> [AIM OF THE EXERCISE]: Would you write out the listing verbatim and skip every picture in it?

>> Start GIVEN RECORDS

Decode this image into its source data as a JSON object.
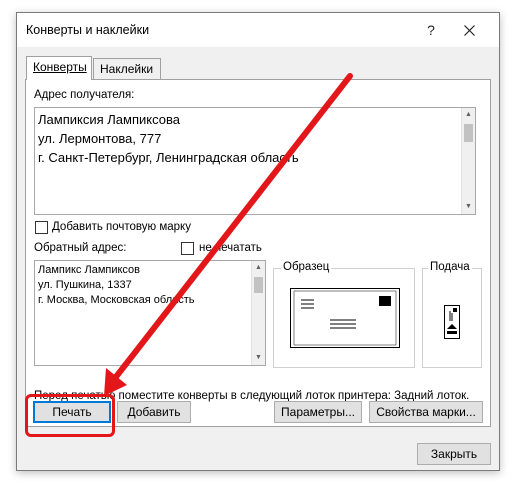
{
  "window": {
    "title": "Конверты и наклейки",
    "help": "?",
    "close_icon": "close-icon"
  },
  "tabs": [
    {
      "label": "Конверты",
      "active": true
    },
    {
      "label": "Наклейки",
      "active": false
    }
  ],
  "recipient": {
    "label": "Адрес получателя:",
    "lines": [
      "Лампиксия Лампиксова",
      "ул. Лермонтова, 777",
      "г. Санкт-Петербург, Ленинградская область"
    ]
  },
  "add_stamp": {
    "label": "Добавить почтовую марку",
    "checked": false
  },
  "return": {
    "label": "Обратный адрес:",
    "lines": [
      "Лампикс Лампиксов",
      "ул. Пушкина, 1337",
      "г. Москва, Московская область"
    ]
  },
  "omit": {
    "label": "не печатать",
    "checked": false
  },
  "preview": {
    "label": "Образец"
  },
  "feed": {
    "label": "Подача"
  },
  "note": "Перед печатью поместите конверты в следующий лоток принтера: Задний лоток.",
  "buttons": {
    "print": "Печать",
    "add": "Добавить",
    "options": "Параметры...",
    "stamp_props": "Свойства марки...",
    "close": "Закрыть"
  },
  "annotation": {
    "color": "#e3161a"
  }
}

>> End GIVEN RECORDS

> [ANSWER TO THE EXERCISE]:
Decode this image into its source data as a JSON object.
{
  "window": {
    "title": "Конверты и наклейки",
    "help": "?",
    "close_icon": "close-icon"
  },
  "tabs": [
    {
      "label": "Конверты",
      "active": true
    },
    {
      "label": "Наклейки",
      "active": false
    }
  ],
  "recipient": {
    "label": "Адрес получателя:",
    "lines": [
      "Лампиксия Лампиксова",
      "ул. Лермонтова, 777",
      "г. Санкт-Петербург, Ленинградская область"
    ]
  },
  "add_stamp": {
    "label": "Добавить почтовую марку",
    "checked": false
  },
  "return": {
    "label": "Обратный адрес:",
    "lines": [
      "Лампикс Лампиксов",
      "ул. Пушкина, 1337",
      "г. Москва, Московская область"
    ]
  },
  "omit": {
    "label": "не печатать",
    "checked": false
  },
  "preview": {
    "label": "Образец"
  },
  "feed": {
    "label": "Подача"
  },
  "note": "Перед печатью поместите конверты в следующий лоток принтера: Задний лоток.",
  "buttons": {
    "print": "Печать",
    "add": "Добавить",
    "options": "Параметры...",
    "stamp_props": "Свойства марки...",
    "close": "Закрыть"
  },
  "annotation": {
    "color": "#e3161a"
  }
}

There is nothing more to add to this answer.